### Texto de origen

>>>>>

Los años 70 y 80 fueron buenos para los aparatos de propaganda de la extrema izquierda latinoamericana. Pudieron incorporar a su lista de himnos temas de Silvio Rodríguez, Alí Primera y Mercedes Sosa. Pero también muchas de las canciones del poeta de la salsa, Rubén Blades. “Pablo Pueblo”, “Plástico” y “Tiburón”, solo por nombrar algunas. Uno de estos ñángaras tiene que explicarme por qué insisten en respaldar un régimen bajo el cual ocurren las desgracias narradas en “Plantación adentro”, otro de estos temas.

Veamos cuál es la situación en el llamado “Arco Minero”. ¿Violencia contra indígenas empobrecidos? Sí. ¿Explotación de recursos naturales que solo beneficia a unos pocos dentro de Venezuela? Sin duda. ¿Venta de estos recursos a extranjeros asociados con la elite gobernante, sin ningún beneficio para las masas locales? Por supuesto. Parece un catálogo de las denuncias de Eduardo Galeano en Las venas abiertas de América Latina, fundamento de 99% del discurso chavista. Y sin embargo, todo ocurre en revolución.

El chavismo reclama para sí mismo el monopolio sobre la bandera de los derechos de los pueblos indígenas (y de cuanta causa noble haya sido alguna vez concebida). Asegura ser el único gobierno que ha hecho algo por la suerte de las comunidades amerindias venezolanas. Más que eso, se identifica como promesa indiscutible de prosperidad para ellas. Ha elaborado un discurso recargado de resentimeitno étnico, en el cual los indígenas son unas pobres víctimas de los venezolanos con rasgos europeos más marcados (identificados invariablemente con  la oposición), ignominia de la que fueron resctados por el chavismo, a cambio de lo cual se espera de ellos absoluta lealtad. Todo esto con el propósito de incorporarlos a milicas, “colectivos” y cualquier otro cuerpo que mediante la movilización, violenta de ser necesario, haga de vanguardia del proceso revolucionario… O, lo que es lo mismo, vele por los intereses de la elite gobernante.

<<<<<

### Material extraído

>>>>>

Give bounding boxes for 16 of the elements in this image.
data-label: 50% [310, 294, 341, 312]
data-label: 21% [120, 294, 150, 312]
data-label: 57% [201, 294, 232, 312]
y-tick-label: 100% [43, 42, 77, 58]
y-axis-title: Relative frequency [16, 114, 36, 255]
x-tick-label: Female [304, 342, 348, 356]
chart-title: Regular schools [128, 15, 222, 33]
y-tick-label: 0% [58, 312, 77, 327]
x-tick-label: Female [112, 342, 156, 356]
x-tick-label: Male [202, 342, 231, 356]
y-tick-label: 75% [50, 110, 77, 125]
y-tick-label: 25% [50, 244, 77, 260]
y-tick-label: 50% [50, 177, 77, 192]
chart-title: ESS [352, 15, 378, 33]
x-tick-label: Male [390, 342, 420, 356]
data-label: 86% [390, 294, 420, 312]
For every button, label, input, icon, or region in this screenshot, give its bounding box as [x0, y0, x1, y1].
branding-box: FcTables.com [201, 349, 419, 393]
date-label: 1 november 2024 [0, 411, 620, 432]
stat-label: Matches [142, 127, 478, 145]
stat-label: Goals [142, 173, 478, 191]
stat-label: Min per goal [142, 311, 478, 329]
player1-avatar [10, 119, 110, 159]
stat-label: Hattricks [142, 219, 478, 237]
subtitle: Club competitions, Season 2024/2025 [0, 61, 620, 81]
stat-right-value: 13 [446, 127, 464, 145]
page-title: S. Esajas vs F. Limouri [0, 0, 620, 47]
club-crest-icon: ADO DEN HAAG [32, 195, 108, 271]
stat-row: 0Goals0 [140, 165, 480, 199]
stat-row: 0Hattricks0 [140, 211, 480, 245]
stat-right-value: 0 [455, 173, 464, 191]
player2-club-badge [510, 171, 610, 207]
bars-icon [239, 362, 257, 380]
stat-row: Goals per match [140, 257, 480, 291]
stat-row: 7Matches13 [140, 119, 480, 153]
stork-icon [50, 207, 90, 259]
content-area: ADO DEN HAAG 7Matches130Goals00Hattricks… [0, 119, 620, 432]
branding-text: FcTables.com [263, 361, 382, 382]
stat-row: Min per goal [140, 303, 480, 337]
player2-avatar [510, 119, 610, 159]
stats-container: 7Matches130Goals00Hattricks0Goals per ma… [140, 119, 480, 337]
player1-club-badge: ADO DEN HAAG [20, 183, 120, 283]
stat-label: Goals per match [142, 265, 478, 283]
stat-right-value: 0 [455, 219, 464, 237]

<<<<<

### Objetivo de la tarea
Escribe la continuación del texto sobre el chavismo y los pueblos indígenas, comenzando después de su última oración.

### Cuadro de respuesta
Para ser justos, esto no es algo que el chavismo inventó. La extrema izquierda latinoamericana, de la que el chavismo es parte, lo ha hecho desde mucho antes del 4 de febrero de 1992. Con los fines de reclutamiento descritos en el párrafo anterior, se ha identificado como la única que puede enmendar siglos y siglos de injusticias, racismo y explotación. Por eso su retórica invoca tanto las atrocidades cometidas contra indígenas durante la colonia, al punto de cometer la locura de “someter a juicio” iconoclasta una estatua de Cristóbal Colón. Por eso también se cree la única con derecho a rememorar otras barbaridades, como la Campaña del Desierto en Argentina, especie de limpieza étnica que barrió con los nativos de la Patagonia en el siglo XIX. O la Masacre de Cataví, homicidio en masa de mineros bolivianos en 1942.

Esa misma extrema izquierda es la que calla ante una matanza en un pueblo igualmente minero, pero ajeno al Altiplano de mediados del siglo XX (o al de Jeanine Áñez, para efectos de lo que a estos ñángaras les interesa destacar). Como está en Venezuela, no le conviene subir el tono. Ni siquiera le perturba que la masacre en Ikabarú no sea la primera de su naturaleza. En febrero de 2019, varios pemones fueron ultimados por militares por tratar de recibir la ayuda humanitaria que tan desesperadamente necesita Venezuela.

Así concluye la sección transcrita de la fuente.